• **Instructions for the task**: Find each line with the string "XBTUSD" and copy it.

::::::

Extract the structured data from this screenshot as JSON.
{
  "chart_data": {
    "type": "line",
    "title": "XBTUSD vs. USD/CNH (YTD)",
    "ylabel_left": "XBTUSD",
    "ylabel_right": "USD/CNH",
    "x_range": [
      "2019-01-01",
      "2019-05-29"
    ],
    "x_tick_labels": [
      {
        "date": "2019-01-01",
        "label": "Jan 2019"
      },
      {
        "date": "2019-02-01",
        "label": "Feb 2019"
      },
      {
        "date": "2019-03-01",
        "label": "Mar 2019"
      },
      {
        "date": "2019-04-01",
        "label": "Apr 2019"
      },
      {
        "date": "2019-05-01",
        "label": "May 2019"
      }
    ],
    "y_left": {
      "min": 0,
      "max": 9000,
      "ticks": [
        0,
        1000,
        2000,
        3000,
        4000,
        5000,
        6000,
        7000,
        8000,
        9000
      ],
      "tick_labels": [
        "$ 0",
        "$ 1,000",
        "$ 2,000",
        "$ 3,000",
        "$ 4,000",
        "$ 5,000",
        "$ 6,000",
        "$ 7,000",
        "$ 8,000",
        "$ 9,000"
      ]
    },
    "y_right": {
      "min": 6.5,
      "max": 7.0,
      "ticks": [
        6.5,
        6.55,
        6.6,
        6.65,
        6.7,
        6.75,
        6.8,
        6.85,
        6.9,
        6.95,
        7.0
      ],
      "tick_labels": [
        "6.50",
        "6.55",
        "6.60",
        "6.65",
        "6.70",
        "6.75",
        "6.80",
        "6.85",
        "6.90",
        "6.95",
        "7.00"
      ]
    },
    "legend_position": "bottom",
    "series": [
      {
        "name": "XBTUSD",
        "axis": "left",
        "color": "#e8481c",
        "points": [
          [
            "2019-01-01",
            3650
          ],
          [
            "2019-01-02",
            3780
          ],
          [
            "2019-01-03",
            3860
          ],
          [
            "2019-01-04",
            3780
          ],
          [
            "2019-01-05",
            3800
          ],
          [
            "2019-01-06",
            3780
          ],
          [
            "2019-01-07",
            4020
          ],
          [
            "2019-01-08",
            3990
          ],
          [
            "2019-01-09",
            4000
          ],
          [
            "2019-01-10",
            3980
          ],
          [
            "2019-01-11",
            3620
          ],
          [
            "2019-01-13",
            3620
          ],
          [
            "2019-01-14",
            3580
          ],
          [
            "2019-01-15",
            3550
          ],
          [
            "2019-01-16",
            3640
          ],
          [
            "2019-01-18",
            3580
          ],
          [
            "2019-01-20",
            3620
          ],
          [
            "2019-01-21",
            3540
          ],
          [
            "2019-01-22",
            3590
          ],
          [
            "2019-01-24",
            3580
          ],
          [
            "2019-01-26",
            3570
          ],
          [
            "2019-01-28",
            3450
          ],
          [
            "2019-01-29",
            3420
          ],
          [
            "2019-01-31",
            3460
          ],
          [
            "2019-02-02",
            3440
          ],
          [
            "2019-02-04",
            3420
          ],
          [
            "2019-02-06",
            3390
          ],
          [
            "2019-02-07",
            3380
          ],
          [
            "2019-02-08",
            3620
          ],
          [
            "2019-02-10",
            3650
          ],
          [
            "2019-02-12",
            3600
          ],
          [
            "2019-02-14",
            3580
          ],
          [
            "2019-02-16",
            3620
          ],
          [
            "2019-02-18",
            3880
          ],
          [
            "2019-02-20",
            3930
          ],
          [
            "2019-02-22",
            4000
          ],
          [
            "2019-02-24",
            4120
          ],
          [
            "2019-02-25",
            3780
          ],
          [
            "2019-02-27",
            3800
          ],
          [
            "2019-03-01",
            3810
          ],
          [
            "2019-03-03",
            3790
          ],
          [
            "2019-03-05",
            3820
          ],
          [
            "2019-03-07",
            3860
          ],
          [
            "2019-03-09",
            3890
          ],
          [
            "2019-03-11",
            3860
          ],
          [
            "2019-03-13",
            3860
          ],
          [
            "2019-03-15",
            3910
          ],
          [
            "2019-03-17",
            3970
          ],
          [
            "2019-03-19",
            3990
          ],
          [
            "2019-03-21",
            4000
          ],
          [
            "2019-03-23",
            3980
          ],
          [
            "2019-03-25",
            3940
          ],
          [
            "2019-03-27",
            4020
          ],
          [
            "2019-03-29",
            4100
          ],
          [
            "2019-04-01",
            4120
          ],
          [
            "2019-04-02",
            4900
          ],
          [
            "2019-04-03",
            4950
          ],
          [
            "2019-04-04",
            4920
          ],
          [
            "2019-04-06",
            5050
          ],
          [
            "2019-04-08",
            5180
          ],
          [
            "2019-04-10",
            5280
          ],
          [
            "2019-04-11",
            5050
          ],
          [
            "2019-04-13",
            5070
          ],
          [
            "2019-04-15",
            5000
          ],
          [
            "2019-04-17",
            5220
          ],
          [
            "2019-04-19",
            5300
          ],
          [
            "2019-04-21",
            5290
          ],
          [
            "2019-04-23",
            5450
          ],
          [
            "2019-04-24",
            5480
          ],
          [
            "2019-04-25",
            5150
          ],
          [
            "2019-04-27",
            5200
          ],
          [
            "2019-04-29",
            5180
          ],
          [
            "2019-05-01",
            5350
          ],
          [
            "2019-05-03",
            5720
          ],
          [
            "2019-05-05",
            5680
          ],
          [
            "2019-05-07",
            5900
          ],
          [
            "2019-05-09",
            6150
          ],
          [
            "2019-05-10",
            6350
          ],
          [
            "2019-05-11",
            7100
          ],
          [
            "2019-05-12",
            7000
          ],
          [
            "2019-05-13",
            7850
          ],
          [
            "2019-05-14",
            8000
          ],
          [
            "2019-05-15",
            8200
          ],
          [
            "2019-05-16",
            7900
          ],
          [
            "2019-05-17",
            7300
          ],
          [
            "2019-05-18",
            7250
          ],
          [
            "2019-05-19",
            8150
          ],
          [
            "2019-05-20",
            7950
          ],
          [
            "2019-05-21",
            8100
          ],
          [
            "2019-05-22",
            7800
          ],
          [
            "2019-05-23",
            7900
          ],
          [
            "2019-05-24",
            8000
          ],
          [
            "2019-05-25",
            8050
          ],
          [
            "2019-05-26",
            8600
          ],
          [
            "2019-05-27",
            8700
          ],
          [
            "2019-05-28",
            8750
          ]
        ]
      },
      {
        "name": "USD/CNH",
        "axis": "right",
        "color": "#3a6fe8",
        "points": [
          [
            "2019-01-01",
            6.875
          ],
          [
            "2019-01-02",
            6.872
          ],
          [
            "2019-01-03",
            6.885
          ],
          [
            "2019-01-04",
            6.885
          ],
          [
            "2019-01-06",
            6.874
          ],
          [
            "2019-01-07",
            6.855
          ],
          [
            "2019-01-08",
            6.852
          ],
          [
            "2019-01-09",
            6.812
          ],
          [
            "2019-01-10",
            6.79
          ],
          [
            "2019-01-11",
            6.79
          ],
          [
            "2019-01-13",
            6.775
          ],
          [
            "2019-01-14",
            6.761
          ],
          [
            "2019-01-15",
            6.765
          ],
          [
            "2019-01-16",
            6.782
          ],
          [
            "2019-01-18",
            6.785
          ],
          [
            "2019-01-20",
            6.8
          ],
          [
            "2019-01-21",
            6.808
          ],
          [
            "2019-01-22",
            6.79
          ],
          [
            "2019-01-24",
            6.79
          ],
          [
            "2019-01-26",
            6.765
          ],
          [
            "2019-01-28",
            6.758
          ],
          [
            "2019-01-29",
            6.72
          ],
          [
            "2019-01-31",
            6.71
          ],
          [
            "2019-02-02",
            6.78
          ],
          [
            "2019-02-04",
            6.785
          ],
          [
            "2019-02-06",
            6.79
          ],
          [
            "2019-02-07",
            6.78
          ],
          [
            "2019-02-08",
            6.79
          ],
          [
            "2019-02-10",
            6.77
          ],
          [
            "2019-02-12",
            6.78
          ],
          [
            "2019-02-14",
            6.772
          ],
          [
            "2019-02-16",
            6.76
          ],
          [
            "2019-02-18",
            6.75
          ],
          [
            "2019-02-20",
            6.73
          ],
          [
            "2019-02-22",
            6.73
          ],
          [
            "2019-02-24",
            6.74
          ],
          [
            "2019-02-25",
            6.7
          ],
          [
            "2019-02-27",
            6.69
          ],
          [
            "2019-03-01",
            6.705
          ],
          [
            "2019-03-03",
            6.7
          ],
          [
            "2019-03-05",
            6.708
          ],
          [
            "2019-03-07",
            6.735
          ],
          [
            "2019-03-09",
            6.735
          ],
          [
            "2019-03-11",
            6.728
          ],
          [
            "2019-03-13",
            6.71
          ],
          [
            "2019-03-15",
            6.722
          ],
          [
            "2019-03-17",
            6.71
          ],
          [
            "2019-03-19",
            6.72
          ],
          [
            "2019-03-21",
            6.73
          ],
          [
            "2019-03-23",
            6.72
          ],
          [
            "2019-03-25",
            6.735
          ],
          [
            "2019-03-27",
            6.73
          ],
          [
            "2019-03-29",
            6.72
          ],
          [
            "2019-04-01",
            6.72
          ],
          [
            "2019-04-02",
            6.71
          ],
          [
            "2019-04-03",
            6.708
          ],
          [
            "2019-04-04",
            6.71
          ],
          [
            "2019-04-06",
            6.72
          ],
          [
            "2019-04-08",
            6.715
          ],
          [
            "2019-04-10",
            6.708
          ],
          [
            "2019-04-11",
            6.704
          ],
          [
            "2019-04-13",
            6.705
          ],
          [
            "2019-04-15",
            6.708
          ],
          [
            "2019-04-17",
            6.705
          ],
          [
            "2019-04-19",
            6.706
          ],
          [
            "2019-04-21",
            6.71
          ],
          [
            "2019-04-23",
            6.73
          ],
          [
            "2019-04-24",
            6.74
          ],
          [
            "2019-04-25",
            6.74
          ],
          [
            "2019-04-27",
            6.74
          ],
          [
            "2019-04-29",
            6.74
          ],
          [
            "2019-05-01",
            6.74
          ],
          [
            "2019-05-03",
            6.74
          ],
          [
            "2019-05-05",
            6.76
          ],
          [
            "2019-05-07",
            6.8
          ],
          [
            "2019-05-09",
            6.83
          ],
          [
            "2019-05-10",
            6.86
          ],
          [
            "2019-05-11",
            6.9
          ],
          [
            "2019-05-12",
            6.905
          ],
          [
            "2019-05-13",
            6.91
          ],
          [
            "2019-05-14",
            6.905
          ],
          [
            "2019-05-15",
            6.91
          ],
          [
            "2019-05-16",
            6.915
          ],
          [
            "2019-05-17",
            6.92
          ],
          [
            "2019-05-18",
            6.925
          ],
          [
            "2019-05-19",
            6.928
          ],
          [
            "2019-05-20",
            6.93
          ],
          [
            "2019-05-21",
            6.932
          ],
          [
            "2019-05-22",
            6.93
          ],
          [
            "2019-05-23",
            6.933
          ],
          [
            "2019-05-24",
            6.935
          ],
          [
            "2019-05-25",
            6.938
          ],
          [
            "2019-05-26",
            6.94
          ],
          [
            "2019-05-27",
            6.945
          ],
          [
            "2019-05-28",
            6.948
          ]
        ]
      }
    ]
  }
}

::::::

• **Result below**:
    "title": "XBTUSD vs. USD/CNH (YTD)",
    "ylabel_left": "XBTUSD",
        "name": "XBTUSD",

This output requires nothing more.